WHAT THE TASK ASKS
Transcribe everything in the records from the line containing "sketchbook-label: スケッチブックの保存場所：: [16, 76, 186, 91]" down to the line containing "337, 417, 351]", including both of those lines, without changing any character.

DATA FOR THE TASK

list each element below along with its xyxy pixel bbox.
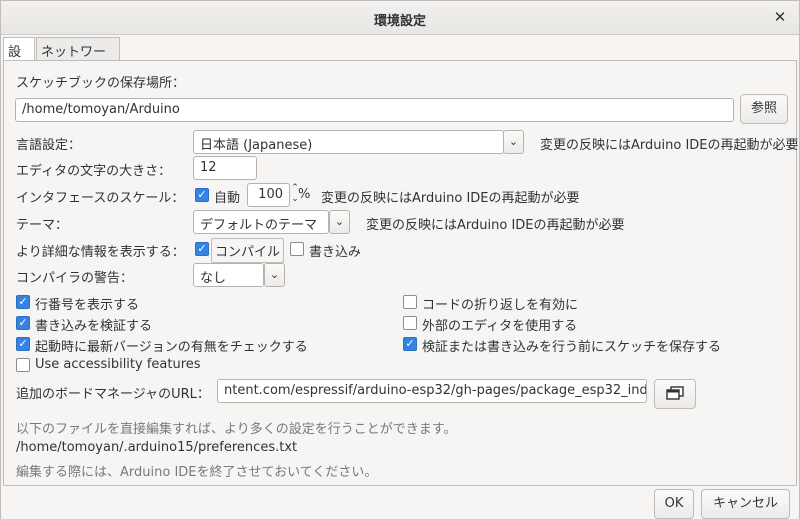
sketchbook-label: スケッチブックの保存場所：: [16, 76, 186, 91]
option-accessibility-checkbox[interactable]: [16, 358, 30, 372]
verbose-label: より詳細な情報を表示する：: [16, 245, 185, 260]
window-stack-icon-graphic: [666, 385, 684, 400]
window-title: 環境設定: [373, 14, 426, 29]
verbose-upload-label: 書き込み: [309, 245, 362, 260]
scale-unit: %: [298, 187, 311, 202]
ok-button[interactable]: OK: [654, 489, 694, 519]
warnings-select[interactable]: なし: [193, 263, 264, 287]
font-size-input[interactable]: 12: [193, 156, 257, 180]
theme-label: テーマ：: [16, 218, 69, 233]
info-text-close-ide: 編集する際には、Arduino IDEを終了させておいてください。: [16, 465, 378, 480]
title-bar: 環境設定 ✕: [1, 1, 799, 35]
option-line-numbers-label: 行番号を表示する: [35, 298, 140, 313]
option-verify-upload-label: 書き込みを検証する: [35, 319, 153, 334]
language-label: 言語設定：: [16, 138, 82, 153]
option-save-before-verify-checkbox[interactable]: ✓: [403, 337, 417, 351]
option-verify-upload-checkbox[interactable]: ✓: [16, 316, 30, 330]
dialog-button-bar: OK キャンセル: [1, 487, 799, 519]
info-text-edit: 以下のファイルを直接編集すれば、より多くの設定を行うことができます。: [16, 422, 457, 437]
option-code-folding-checkbox[interactable]: [403, 295, 417, 309]
preferences-dialog: 環境設定 ✕ 設定 ネットワーク スケッチブックの保存場所： /home/tom…: [0, 0, 800, 519]
option-external-editor-label: 外部のエディタを使用する: [422, 319, 578, 334]
option-save-before-verify-label: 検証または書き込みを行う前にスケッチを保存する: [422, 340, 722, 355]
verbose-compile-label: コンパイル: [211, 238, 285, 263]
board-urls-label: 追加のボードマネージャのURL：: [16, 387, 210, 402]
cancel-button[interactable]: キャンセル: [701, 489, 790, 519]
scale-restart-note: 変更の反映にはArduino IDEの再起動が必要: [321, 191, 580, 206]
option-check-updates-label: 起動時に最新バージョンの有無をチェックする: [35, 340, 308, 355]
tab-settings[interactable]: 設定: [3, 37, 35, 79]
option-line-numbers-checkbox[interactable]: ✓: [16, 295, 30, 309]
theme-select[interactable]: デフォルトのテーマ: [193, 210, 329, 234]
window-stack-icon[interactable]: [654, 379, 696, 409]
board-urls-input[interactable]: ntent.com/espressif/arduino-esp32/gh-pag…: [217, 379, 647, 403]
verbose-compile-checkbox[interactable]: ✓: [195, 242, 209, 256]
sketchbook-path-input[interactable]: /home/tomoyan/Arduino: [15, 98, 734, 122]
tab-network[interactable]: ネットワーク: [36, 37, 120, 79]
verbose-upload-checkbox[interactable]: [290, 242, 304, 256]
chevron-down-icon[interactable]: ⌄: [264, 263, 285, 287]
language-select[interactable]: 日本語 (Japanese): [193, 130, 504, 154]
chevron-down-icon[interactable]: ⌄: [503, 130, 524, 154]
language-restart-note: 変更の反映にはArduino IDEの再起動が必要: [540, 138, 799, 153]
font-size-label: エディタの文字の大きさ：: [16, 164, 172, 179]
settings-panel: スケッチブックの保存場所： /home/tomoyan/Arduino 参照 言…: [3, 60, 799, 486]
scale-auto-label: 自動: [214, 191, 241, 206]
theme-restart-note: 変更の反映にはArduino IDEの再起動が必要: [366, 218, 625, 233]
scale-auto-checkbox[interactable]: ✓: [195, 188, 209, 202]
option-accessibility-label: Use accessibility features: [35, 357, 201, 372]
option-check-updates-checkbox[interactable]: ✓: [16, 337, 30, 351]
option-code-folding-label: コードの折り返しを有効に: [422, 298, 579, 313]
chevron-down-icon[interactable]: ⌄: [329, 210, 350, 234]
scale-input[interactable]: 100: [247, 183, 290, 207]
option-external-editor-checkbox[interactable]: [403, 316, 417, 330]
scale-label: インタフェースのスケール：: [16, 191, 185, 206]
preferences-file-path: /home/tomoyan/.arduino15/preferences.txt: [16, 440, 298, 455]
warnings-label: コンパイラの警告：: [16, 271, 134, 286]
close-icon[interactable]: ✕: [771, 8, 789, 26]
browse-button[interactable]: 参照: [740, 94, 788, 124]
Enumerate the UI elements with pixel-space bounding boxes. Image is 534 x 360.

SOLUTION FOR THIS PROBLEM
sketchbook-label: スケッチブックの保存場所：: [16, 76, 186, 91]
option-accessibility-checkbox[interactable]: [16, 358, 30, 372]
verbose-label: より詳細な情報を表示する：: [16, 245, 185, 260]
window-stack-icon-graphic: [666, 385, 684, 400]
window-title: 環境設定: [373, 14, 426, 29]
verbose-upload-label: 書き込み: [309, 245, 362, 260]
scale-unit: %: [298, 187, 311, 202]
ok-button[interactable]: OK: [654, 489, 694, 519]
warnings-select[interactable]: なし: [193, 263, 264, 287]
font-size-input[interactable]: 12: [193, 156, 257, 180]
theme-label: テーマ：: [16, 218, 69, 233]
info-text-close-ide: 編集する際には、Arduino IDEを終了させておいてください。: [16, 465, 378, 480]
title-bar: 環境設定 ✕: [1, 1, 799, 35]
option-line-numbers-label: 行番号を表示する: [35, 298, 140, 313]
option-verify-upload-label: 書き込みを検証する: [35, 319, 153, 334]
language-label: 言語設定：: [16, 138, 82, 153]
option-save-before-verify-checkbox[interactable]: ✓: [403, 337, 417, 351]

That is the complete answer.